--- BEGIN Dataset records ---
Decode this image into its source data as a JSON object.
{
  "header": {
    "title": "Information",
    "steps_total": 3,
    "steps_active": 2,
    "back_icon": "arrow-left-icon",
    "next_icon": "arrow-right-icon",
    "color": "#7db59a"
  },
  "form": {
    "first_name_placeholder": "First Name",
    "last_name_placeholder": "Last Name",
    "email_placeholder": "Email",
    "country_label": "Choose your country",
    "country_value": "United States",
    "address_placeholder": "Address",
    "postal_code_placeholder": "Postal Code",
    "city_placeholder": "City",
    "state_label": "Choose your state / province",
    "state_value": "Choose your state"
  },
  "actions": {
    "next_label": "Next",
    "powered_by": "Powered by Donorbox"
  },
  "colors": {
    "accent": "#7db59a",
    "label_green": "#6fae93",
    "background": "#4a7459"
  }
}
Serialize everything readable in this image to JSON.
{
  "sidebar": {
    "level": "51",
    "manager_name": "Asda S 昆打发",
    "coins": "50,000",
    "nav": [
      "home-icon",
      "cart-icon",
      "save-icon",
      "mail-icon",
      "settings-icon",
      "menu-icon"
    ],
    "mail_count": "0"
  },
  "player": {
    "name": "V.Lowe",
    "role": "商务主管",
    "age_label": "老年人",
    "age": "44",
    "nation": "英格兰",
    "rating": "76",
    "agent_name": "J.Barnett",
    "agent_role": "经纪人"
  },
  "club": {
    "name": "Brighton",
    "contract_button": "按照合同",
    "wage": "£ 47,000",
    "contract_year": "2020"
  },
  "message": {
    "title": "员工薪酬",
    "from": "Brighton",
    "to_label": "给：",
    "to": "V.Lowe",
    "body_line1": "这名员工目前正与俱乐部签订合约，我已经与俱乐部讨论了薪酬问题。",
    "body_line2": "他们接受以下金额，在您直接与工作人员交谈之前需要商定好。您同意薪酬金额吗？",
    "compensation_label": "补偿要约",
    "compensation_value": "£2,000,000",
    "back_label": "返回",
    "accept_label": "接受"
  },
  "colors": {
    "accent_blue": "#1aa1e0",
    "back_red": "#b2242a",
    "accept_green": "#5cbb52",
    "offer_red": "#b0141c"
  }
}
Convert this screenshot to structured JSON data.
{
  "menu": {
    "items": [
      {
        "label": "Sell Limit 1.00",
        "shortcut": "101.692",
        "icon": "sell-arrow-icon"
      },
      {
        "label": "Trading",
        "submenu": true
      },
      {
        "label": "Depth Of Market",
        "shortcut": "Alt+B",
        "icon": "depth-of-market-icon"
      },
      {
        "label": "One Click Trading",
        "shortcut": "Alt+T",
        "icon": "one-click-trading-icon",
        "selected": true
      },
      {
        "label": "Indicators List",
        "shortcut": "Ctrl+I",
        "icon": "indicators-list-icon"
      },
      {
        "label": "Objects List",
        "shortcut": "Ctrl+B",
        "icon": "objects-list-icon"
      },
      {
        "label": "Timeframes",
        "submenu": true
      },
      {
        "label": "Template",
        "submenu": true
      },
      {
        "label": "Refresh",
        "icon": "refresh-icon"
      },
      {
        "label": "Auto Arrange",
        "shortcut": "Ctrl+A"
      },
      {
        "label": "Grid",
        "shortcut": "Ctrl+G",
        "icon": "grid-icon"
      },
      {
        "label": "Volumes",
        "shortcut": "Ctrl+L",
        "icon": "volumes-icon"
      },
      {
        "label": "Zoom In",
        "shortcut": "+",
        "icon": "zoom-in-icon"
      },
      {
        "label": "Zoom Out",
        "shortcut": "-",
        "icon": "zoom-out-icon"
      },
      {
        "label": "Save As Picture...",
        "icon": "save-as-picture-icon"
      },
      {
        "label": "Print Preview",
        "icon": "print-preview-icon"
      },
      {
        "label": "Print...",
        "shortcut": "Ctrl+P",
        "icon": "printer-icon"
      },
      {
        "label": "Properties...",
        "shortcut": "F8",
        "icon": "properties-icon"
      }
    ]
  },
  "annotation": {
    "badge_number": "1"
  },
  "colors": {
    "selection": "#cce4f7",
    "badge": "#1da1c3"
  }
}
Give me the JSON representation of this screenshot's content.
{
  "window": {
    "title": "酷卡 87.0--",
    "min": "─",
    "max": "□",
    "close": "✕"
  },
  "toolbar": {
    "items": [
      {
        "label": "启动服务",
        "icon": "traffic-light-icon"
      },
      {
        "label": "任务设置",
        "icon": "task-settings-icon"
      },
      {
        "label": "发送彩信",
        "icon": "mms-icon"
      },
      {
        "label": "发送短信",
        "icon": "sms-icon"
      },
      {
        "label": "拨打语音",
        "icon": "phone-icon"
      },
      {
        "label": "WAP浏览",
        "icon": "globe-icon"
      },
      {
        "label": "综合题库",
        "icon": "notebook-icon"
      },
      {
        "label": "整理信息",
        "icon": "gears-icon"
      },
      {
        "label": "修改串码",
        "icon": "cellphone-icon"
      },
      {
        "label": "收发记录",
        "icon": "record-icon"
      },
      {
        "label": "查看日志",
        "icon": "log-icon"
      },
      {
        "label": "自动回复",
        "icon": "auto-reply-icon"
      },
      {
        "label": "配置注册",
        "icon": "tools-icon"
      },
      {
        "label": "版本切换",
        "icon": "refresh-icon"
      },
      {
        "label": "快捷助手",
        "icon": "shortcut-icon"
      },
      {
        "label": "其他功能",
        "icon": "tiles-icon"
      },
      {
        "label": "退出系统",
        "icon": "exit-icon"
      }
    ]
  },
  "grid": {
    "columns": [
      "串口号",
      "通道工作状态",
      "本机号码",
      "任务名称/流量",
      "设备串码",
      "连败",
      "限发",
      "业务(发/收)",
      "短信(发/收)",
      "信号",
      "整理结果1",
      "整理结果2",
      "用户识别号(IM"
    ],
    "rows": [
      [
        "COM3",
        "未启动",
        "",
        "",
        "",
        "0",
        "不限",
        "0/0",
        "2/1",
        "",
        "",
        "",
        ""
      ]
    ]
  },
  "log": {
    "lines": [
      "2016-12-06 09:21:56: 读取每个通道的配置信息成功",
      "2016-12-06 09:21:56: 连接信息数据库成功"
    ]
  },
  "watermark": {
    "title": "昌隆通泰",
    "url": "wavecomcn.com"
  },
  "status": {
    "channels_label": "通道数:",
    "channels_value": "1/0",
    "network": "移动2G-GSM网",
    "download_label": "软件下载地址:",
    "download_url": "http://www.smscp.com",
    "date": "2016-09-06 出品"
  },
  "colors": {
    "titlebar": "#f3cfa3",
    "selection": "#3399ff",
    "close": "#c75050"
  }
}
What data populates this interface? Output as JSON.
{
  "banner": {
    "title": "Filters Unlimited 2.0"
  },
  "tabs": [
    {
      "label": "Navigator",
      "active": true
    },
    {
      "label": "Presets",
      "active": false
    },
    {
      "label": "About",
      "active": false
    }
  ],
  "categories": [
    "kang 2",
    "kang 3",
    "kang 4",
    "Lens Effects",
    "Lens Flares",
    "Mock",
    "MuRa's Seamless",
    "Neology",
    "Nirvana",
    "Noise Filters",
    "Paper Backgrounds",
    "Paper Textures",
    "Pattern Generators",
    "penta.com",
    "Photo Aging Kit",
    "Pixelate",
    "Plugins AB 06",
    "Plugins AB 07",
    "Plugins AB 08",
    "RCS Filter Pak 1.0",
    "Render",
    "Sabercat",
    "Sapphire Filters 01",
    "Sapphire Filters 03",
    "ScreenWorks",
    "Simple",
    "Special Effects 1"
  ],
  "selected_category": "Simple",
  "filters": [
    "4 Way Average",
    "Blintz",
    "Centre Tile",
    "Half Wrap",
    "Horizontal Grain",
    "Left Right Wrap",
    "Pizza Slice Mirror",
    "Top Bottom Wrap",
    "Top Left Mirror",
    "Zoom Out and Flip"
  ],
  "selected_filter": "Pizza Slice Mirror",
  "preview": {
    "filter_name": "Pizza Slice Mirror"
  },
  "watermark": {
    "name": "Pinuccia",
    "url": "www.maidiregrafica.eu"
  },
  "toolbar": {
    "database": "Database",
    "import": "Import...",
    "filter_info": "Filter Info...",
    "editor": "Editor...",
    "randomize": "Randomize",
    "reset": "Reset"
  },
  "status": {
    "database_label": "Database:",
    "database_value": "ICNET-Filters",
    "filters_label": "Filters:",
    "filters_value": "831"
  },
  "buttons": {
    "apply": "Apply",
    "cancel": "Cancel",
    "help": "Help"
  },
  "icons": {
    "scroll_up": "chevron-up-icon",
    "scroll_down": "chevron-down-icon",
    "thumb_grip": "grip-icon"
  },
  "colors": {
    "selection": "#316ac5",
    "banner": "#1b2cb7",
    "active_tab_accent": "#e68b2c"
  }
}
--- END Dataset records ---
§ **Request**
In the listing above, locate each line with "selection" and copy it.

§ **Exercise response**
    "selection": "#cce4f7",
    "selection": "#3399ff",
    "selection": "#316ac5",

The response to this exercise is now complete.